### [EXTRACTED DATA]
begin

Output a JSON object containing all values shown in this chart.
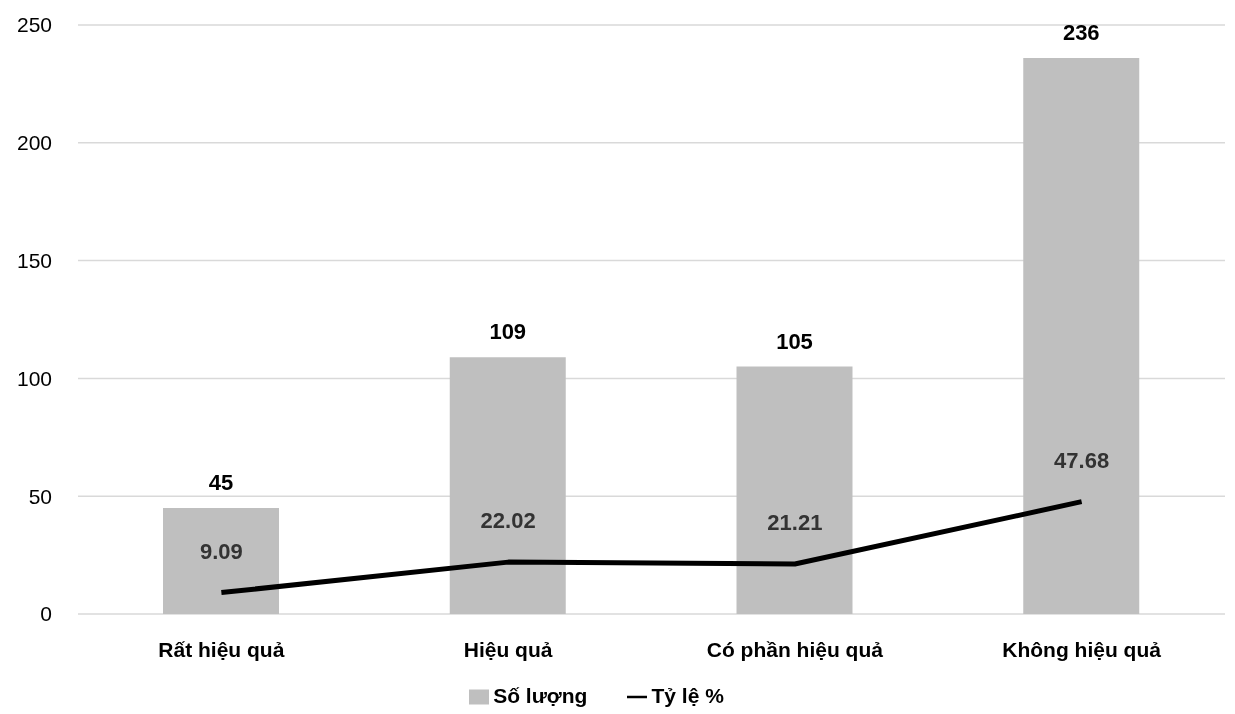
{
  "chart_data": {
    "type": "bar",
    "categories": [
      "Rất hiệu quả",
      "Hiệu quả",
      "Có phần hiệu quả",
      "Không hiệu quả"
    ],
    "series": [
      {
        "name": "Số lượng",
        "color": "#bfbfbf",
        "values": [
          45,
          109,
          105,
          236
        ]
      },
      {
        "name": "Tỷ lệ %",
        "type": "line",
        "color": "#000000",
        "values": [
          9.09,
          22.02,
          21.21,
          47.68
        ]
      }
    ],
    "ylim": [
      0,
      250
    ],
    "yticks": [
      0,
      50,
      100,
      150,
      200,
      250
    ],
    "grid": "y",
    "legend": "bottom",
    "data_labels": true,
    "marker": "none",
    "line_style": "solid"
  }
}
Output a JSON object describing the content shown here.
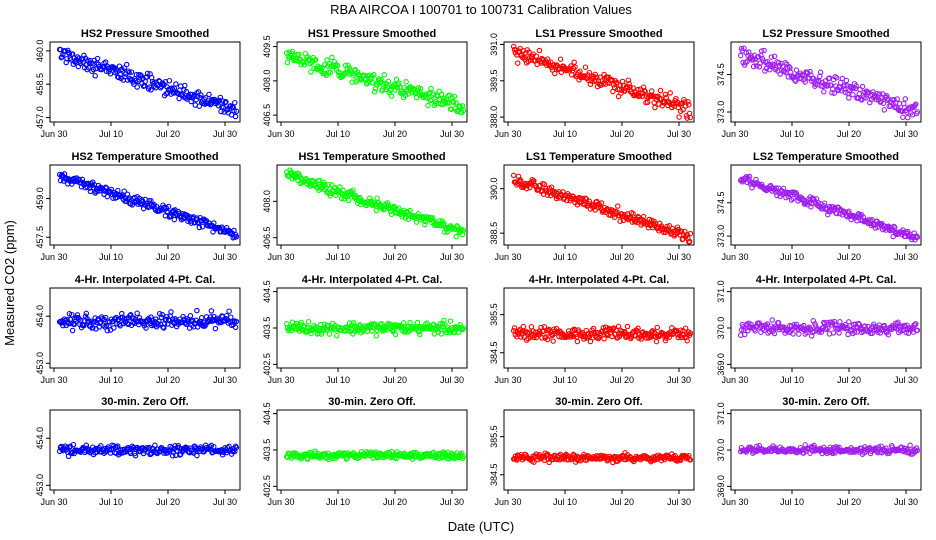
{
  "figure": {
    "title": "RBA   AIRCOA I   100701 to 100731   Calibration Values",
    "xlabel": "Date (UTC)",
    "ylabel": "Measured CO2 (ppm)"
  },
  "colors": {
    "HS2": "#0000ff",
    "HS1": "#00ff00",
    "LS1": "#ff0000",
    "LS2": "#a020f0"
  },
  "chart_data": [
    {
      "type": "scatter",
      "title": "HS2 Pressure Smoothed",
      "series": "HS2",
      "x_ticks": [
        "Jun 30",
        "Jul 10",
        "Jul 20",
        "Jul 30"
      ],
      "y_ticks": [
        "457.0",
        "458.5",
        "460.0"
      ],
      "ylim": [
        456.8,
        460.4
      ],
      "start": 459.9,
      "end": 457.3,
      "spread": 0.55
    },
    {
      "type": "scatter",
      "title": "HS1 Pressure Smoothed",
      "series": "HS1",
      "x_ticks": [
        "Jun 30",
        "Jul 10",
        "Jul 20",
        "Jul 30"
      ],
      "y_ticks": [
        "406.5",
        "408.0",
        "409.5"
      ],
      "ylim": [
        406.2,
        409.7
      ],
      "start": 409.1,
      "end": 406.9,
      "spread": 0.6
    },
    {
      "type": "scatter",
      "title": "LS1 Pressure Smoothed",
      "series": "LS1",
      "x_ticks": [
        "Jun 30",
        "Jul 10",
        "Jul 20",
        "Jul 30"
      ],
      "y_ticks": [
        "388.0",
        "389.5",
        "391.0"
      ],
      "ylim": [
        387.8,
        391.1
      ],
      "start": 390.7,
      "end": 388.3,
      "spread": 0.55
    },
    {
      "type": "scatter",
      "title": "LS2 Pressure Smoothed",
      "series": "LS2",
      "x_ticks": [
        "Jun 30",
        "Jul 10",
        "Jul 20",
        "Jul 30"
      ],
      "y_ticks": [
        "373.0",
        "374.5"
      ],
      "ylim": [
        372.6,
        375.8
      ],
      "start": 375.3,
      "end": 373.0,
      "spread": 0.55
    },
    {
      "type": "scatter",
      "title": "HS2 Temperature Smoothed",
      "series": "HS2",
      "x_ticks": [
        "Jun 30",
        "Jul 10",
        "Jul 20",
        "Jul 30"
      ],
      "y_ticks": [
        "457.5",
        "459.0"
      ],
      "ylim": [
        457.2,
        460.3
      ],
      "start": 459.9,
      "end": 457.6,
      "spread": 0.3
    },
    {
      "type": "scatter",
      "title": "HS1 Temperature Smoothed",
      "series": "HS1",
      "x_ticks": [
        "Jun 30",
        "Jul 10",
        "Jul 20",
        "Jul 30"
      ],
      "y_ticks": [
        "406.5",
        "408.0"
      ],
      "ylim": [
        406.2,
        409.5
      ],
      "start": 409.1,
      "end": 406.7,
      "spread": 0.35
    },
    {
      "type": "scatter",
      "title": "LS1 Temperature Smoothed",
      "series": "LS1",
      "x_ticks": [
        "Jun 30",
        "Jul 10",
        "Jul 20",
        "Jul 30"
      ],
      "y_ticks": [
        "388.5",
        "390.0"
      ],
      "ylim": [
        388.1,
        390.8
      ],
      "start": 390.3,
      "end": 388.4,
      "spread": 0.3
    },
    {
      "type": "scatter",
      "title": "LS2 Temperature Smoothed",
      "series": "LS2",
      "x_ticks": [
        "Jun 30",
        "Jul 10",
        "Jul 20",
        "Jul 30"
      ],
      "y_ticks": [
        "373.0",
        "374.5"
      ],
      "ylim": [
        372.6,
        376.2
      ],
      "start": 375.6,
      "end": 372.9,
      "spread": 0.35
    },
    {
      "type": "scatter",
      "title": "4-Hr. Interpolated 4-Pt. Cal.",
      "series": "HS2",
      "x_ticks": [
        "Jun 30",
        "Jul 10",
        "Jul 20",
        "Jul 30"
      ],
      "y_ticks": [
        "453.0",
        "454.0"
      ],
      "ylim": [
        452.9,
        454.6
      ],
      "start": 453.9,
      "end": 453.9,
      "spread": 0.25
    },
    {
      "type": "scatter",
      "title": "4-Hr. Interpolated 4-Pt. Cal.",
      "series": "HS1",
      "x_ticks": [
        "Jun 30",
        "Jul 10",
        "Jul 20",
        "Jul 30"
      ],
      "y_ticks": [
        "402.5",
        "403.5",
        "404.5"
      ],
      "ylim": [
        402.4,
        404.6
      ],
      "start": 403.5,
      "end": 403.5,
      "spread": 0.25
    },
    {
      "type": "scatter",
      "title": "4-Hr. Interpolated 4-Pt. Cal.",
      "series": "LS1",
      "x_ticks": [
        "Jun 30",
        "Jul 10",
        "Jul 20",
        "Jul 30"
      ],
      "y_ticks": [
        "384.5",
        "385.5"
      ],
      "ylim": [
        384.1,
        386.2
      ],
      "start": 385.0,
      "end": 385.0,
      "spread": 0.25
    },
    {
      "type": "scatter",
      "title": "4-Hr. Interpolated 4-Pt. Cal.",
      "series": "LS2",
      "x_ticks": [
        "Jun 30",
        "Jul 10",
        "Jul 20",
        "Jul 30"
      ],
      "y_ticks": [
        "369.0",
        "370.0",
        "371.0"
      ],
      "ylim": [
        368.9,
        371.1
      ],
      "start": 370.0,
      "end": 370.0,
      "spread": 0.25
    },
    {
      "type": "scatter",
      "title": "30-min. Zero Off.",
      "series": "HS2",
      "x_ticks": [
        "Jun 30",
        "Jul 10",
        "Jul 20",
        "Jul 30"
      ],
      "y_ticks": [
        "453.0",
        "454.0"
      ],
      "ylim": [
        452.9,
        454.6
      ],
      "start": 453.75,
      "end": 453.75,
      "spread": 0.15
    },
    {
      "type": "scatter",
      "title": "30-min. Zero Off.",
      "series": "HS1",
      "x_ticks": [
        "Jun 30",
        "Jul 10",
        "Jul 20",
        "Jul 30"
      ],
      "y_ticks": [
        "402.5",
        "403.5",
        "404.5"
      ],
      "ylim": [
        402.4,
        404.6
      ],
      "start": 403.35,
      "end": 403.35,
      "spread": 0.15
    },
    {
      "type": "scatter",
      "title": "30-min. Zero Off.",
      "series": "LS1",
      "x_ticks": [
        "Jun 30",
        "Jul 10",
        "Jul 20",
        "Jul 30"
      ],
      "y_ticks": [
        "384.5",
        "385.5"
      ],
      "ylim": [
        384.1,
        386.2
      ],
      "start": 384.95,
      "end": 384.95,
      "spread": 0.15
    },
    {
      "type": "scatter",
      "title": "30-min. Zero Off.",
      "series": "LS2",
      "x_ticks": [
        "Jun 30",
        "Jul 10",
        "Jul 20",
        "Jul 30"
      ],
      "y_ticks": [
        "369.0",
        "370.0",
        "371.0"
      ],
      "ylim": [
        368.9,
        371.1
      ],
      "start": 370.0,
      "end": 370.0,
      "spread": 0.15
    }
  ]
}
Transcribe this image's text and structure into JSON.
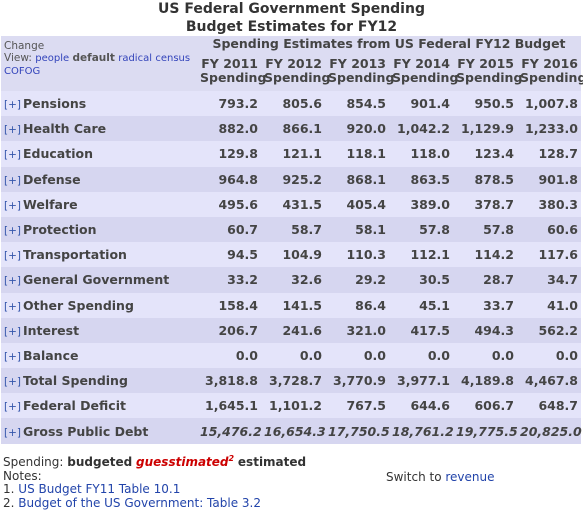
{
  "header": {
    "title": "US Federal Government Spending",
    "subtitle": "Budget Estimates for FY12"
  },
  "table": {
    "group_header": "Spending Estimates from US Federal FY12 Budget",
    "change": "Change",
    "view_label": "View:",
    "views": [
      "people",
      "default",
      "radical",
      "census",
      "COFOG"
    ],
    "columns": [
      {
        "year": "FY 2011",
        "label": "Spending"
      },
      {
        "year": "FY 2012",
        "label": "Spending"
      },
      {
        "year": "FY 2013",
        "label": "Spending"
      },
      {
        "year": "FY 2014",
        "label": "Spending"
      },
      {
        "year": "FY 2015",
        "label": "Spending"
      },
      {
        "year": "FY 2016",
        "label": "Spending"
      }
    ],
    "expander": "[+]",
    "rows": [
      {
        "label": "Pensions",
        "values": [
          "793.2",
          "805.6",
          "854.5",
          "901.4",
          "950.5",
          "1,007.8"
        ]
      },
      {
        "label": "Health Care",
        "values": [
          "882.0",
          "866.1",
          "920.0",
          "1,042.2",
          "1,129.9",
          "1,233.0"
        ]
      },
      {
        "label": "Education",
        "values": [
          "129.8",
          "121.1",
          "118.1",
          "118.0",
          "123.4",
          "128.7"
        ]
      },
      {
        "label": "Defense",
        "values": [
          "964.8",
          "925.2",
          "868.1",
          "863.5",
          "878.5",
          "901.8"
        ]
      },
      {
        "label": "Welfare",
        "values": [
          "495.6",
          "431.5",
          "405.4",
          "389.0",
          "378.7",
          "380.3"
        ]
      },
      {
        "label": "Protection",
        "values": [
          "60.7",
          "58.7",
          "58.1",
          "57.8",
          "57.8",
          "60.6"
        ]
      },
      {
        "label": "Transportation",
        "values": [
          "94.5",
          "104.9",
          "110.3",
          "112.1",
          "114.2",
          "117.6"
        ]
      },
      {
        "label": "General Government",
        "values": [
          "33.2",
          "32.6",
          "29.2",
          "30.5",
          "28.7",
          "34.7"
        ]
      },
      {
        "label": "Other Spending",
        "values": [
          "158.4",
          "141.5",
          "86.4",
          "45.1",
          "33.7",
          "41.0"
        ]
      },
      {
        "label": "Interest",
        "values": [
          "206.7",
          "241.6",
          "321.0",
          "417.5",
          "494.3",
          "562.2"
        ]
      },
      {
        "label": "Balance",
        "values": [
          "0.0",
          "0.0",
          "0.0",
          "0.0",
          "0.0",
          "0.0"
        ]
      },
      {
        "label": "Total Spending",
        "values": [
          "3,818.8",
          "3,728.7",
          "3,770.9",
          "3,977.1",
          "4,189.8",
          "4,467.8"
        ]
      },
      {
        "label": "Federal Deficit",
        "values": [
          "1,645.1",
          "1,101.2",
          "767.5",
          "644.6",
          "606.7",
          "648.7"
        ]
      },
      {
        "label": "Gross Public Debt",
        "values": [
          "15,476.2",
          "16,654.3",
          "17,750.5",
          "18,761.2",
          "19,775.5",
          "20,825.0"
        ]
      }
    ]
  },
  "footer": {
    "spending_label": "Spending:",
    "budgeted": "budgeted",
    "guesstimated": "guesstimated",
    "note_mark": "2",
    "estimated": "estimated",
    "notes_label": "Notes:",
    "notes": [
      {
        "num": "1.",
        "text": "US Budget FY11 Table 10.1"
      },
      {
        "num": "2.",
        "text": "Budget of the US Government: Table 3.2"
      }
    ],
    "switch_label": "Switch to",
    "switch_link": "revenue"
  }
}
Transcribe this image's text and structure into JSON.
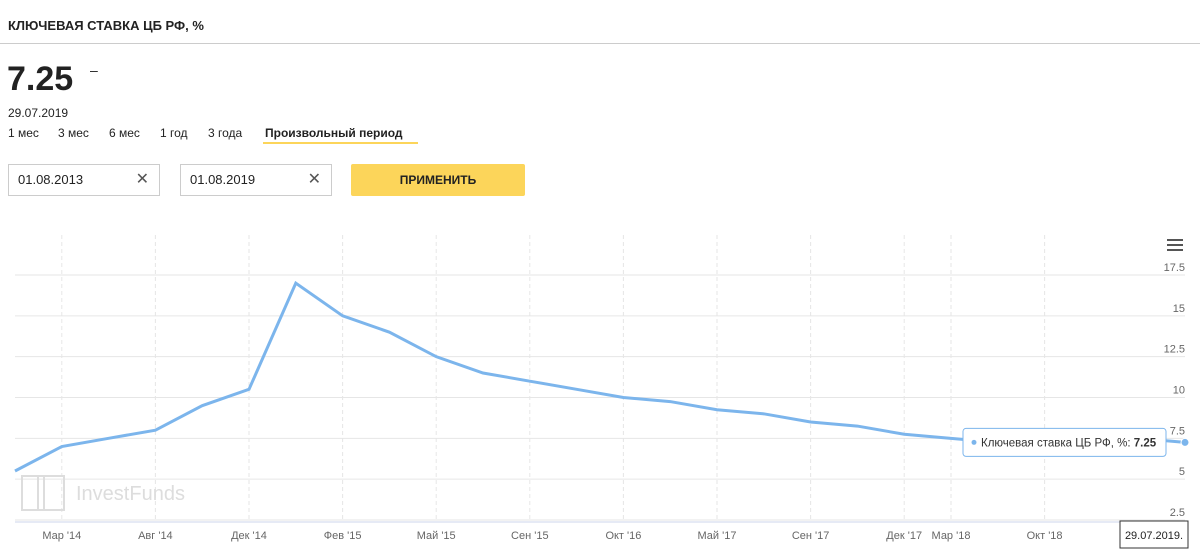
{
  "header": {
    "title": "КЛЮЧЕВАЯ СТАВКА ЦБ РФ, %",
    "change": "–",
    "date": "29.07.2019"
  },
  "tabs": [
    "1 мес",
    "3 мес",
    "6 мес",
    "1 год",
    "3 года",
    "Произвольный период"
  ],
  "inputs": [
    "01.08.2013",
    "01.08.2019"
  ],
  "button": "ПРИМЕНИТЬ",
  "chart_data": {
    "type": "line",
    "categories": [
      null,
      "Мар '14",
      null,
      "Авг '14",
      null,
      "Дек '14",
      null,
      "Фев '15",
      null,
      "Май '15",
      null,
      "Сен '15",
      null,
      "Окт '16",
      null,
      "Май '17",
      null,
      "Сен '17",
      null,
      "Дек '17",
      "Мар '18",
      null,
      "Окт '18",
      null,
      null,
      null
    ],
    "series": [
      {
        "name": "Ключевая ставка ЦБ РФ, %",
        "color": "#7cb5ec",
        "values": [
          5.5,
          7,
          7.5,
          8,
          9.5,
          10.5,
          17,
          15,
          14,
          12.5,
          11.5,
          11,
          10.5,
          10,
          9.75,
          9.25,
          9,
          8.5,
          8.25,
          7.75,
          7.5,
          7.25,
          7.5,
          7.75,
          7.5,
          7.25
        ]
      }
    ],
    "ylim": [
      2.5,
      17.5
    ],
    "yticks": [
      2.5,
      5,
      7.5,
      10,
      12.5,
      15,
      17.5
    ],
    "grid": true,
    "watermark": "InvestFunds",
    "tooltip_date": "29.07.2019."
  }
}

end

### [PROBLEM REQUIREMENTS]
Return only those lines of the records that contain the string "shown".

### [EXERCISE RESPONSE]
Output a JSON object containing all values shown in this chart.
Output a JSON object describing the content shown here.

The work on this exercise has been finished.